▶ _Aim of the task_
Go through the entries below and retype them exactly, omitting each picture.

:: Data provided ::

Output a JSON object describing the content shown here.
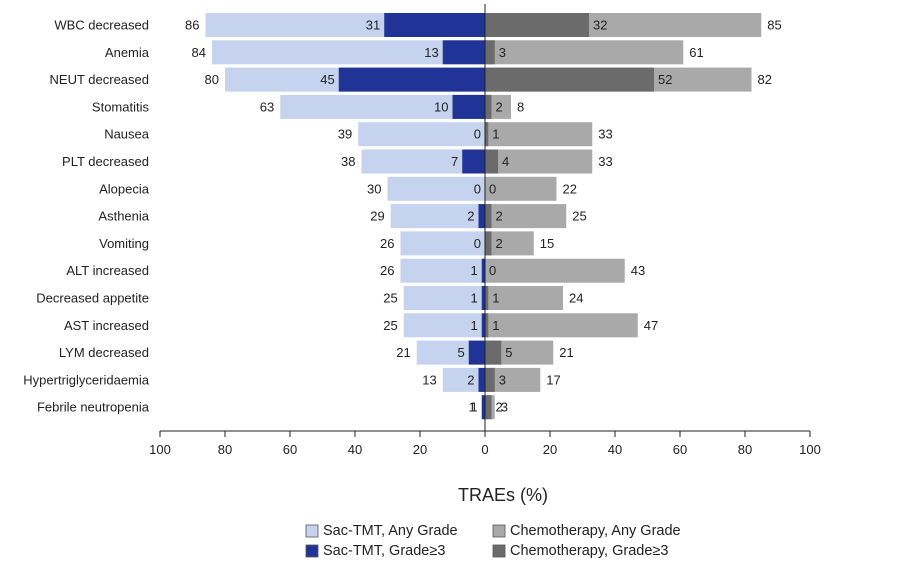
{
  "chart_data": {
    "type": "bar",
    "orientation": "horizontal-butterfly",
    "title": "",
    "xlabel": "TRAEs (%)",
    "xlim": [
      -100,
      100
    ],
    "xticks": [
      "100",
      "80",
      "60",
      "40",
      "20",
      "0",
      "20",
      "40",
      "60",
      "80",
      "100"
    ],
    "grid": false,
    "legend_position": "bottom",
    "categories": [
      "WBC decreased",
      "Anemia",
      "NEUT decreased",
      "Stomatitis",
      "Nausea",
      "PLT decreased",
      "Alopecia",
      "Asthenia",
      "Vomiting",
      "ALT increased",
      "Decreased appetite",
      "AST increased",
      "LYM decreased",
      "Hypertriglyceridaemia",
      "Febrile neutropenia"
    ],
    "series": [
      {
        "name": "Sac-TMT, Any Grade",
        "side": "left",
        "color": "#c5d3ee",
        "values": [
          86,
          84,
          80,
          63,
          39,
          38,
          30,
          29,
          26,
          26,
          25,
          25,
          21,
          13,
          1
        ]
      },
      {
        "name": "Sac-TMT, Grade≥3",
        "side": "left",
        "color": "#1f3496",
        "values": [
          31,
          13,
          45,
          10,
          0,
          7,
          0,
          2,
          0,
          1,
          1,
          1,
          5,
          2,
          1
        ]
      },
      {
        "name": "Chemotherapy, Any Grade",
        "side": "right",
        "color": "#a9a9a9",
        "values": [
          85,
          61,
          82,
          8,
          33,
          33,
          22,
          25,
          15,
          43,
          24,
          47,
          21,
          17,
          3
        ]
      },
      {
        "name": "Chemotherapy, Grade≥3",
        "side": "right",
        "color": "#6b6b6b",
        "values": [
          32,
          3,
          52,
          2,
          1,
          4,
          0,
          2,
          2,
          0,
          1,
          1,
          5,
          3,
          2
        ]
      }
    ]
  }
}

:::

▶ _Correct output_
Output a JSON object describing the content shown here.
{
  "chart_data": {
    "type": "bar",
    "orientation": "horizontal-butterfly",
    "title": "",
    "xlabel": "TRAEs (%)",
    "xlim": [
      -100,
      100
    ],
    "xticks": [
      "100",
      "80",
      "60",
      "40",
      "20",
      "0",
      "20",
      "40",
      "60",
      "80",
      "100"
    ],
    "grid": false,
    "legend_position": "bottom",
    "categories": [
      "WBC decreased",
      "Anemia",
      "NEUT decreased",
      "Stomatitis",
      "Nausea",
      "PLT decreased",
      "Alopecia",
      "Asthenia",
      "Vomiting",
      "ALT increased",
      "Decreased appetite",
      "AST increased",
      "LYM decreased",
      "Hypertriglyceridaemia",
      "Febrile neutropenia"
    ],
    "series": [
      {
        "name": "Sac-TMT, Any Grade",
        "side": "left",
        "color": "#c5d3ee",
        "values": [
          86,
          84,
          80,
          63,
          39,
          38,
          30,
          29,
          26,
          26,
          25,
          25,
          21,
          13,
          1
        ]
      },
      {
        "name": "Sac-TMT, Grade≥3",
        "side": "left",
        "color": "#1f3496",
        "values": [
          31,
          13,
          45,
          10,
          0,
          7,
          0,
          2,
          0,
          1,
          1,
          1,
          5,
          2,
          1
        ]
      },
      {
        "name": "Chemotherapy, Any Grade",
        "side": "right",
        "color": "#a9a9a9",
        "values": [
          85,
          61,
          82,
          8,
          33,
          33,
          22,
          25,
          15,
          43,
          24,
          47,
          21,
          17,
          3
        ]
      },
      {
        "name": "Chemotherapy, Grade≥3",
        "side": "right",
        "color": "#6b6b6b",
        "values": [
          32,
          3,
          52,
          2,
          1,
          4,
          0,
          2,
          2,
          0,
          1,
          1,
          5,
          3,
          2
        ]
      }
    ]
  }
}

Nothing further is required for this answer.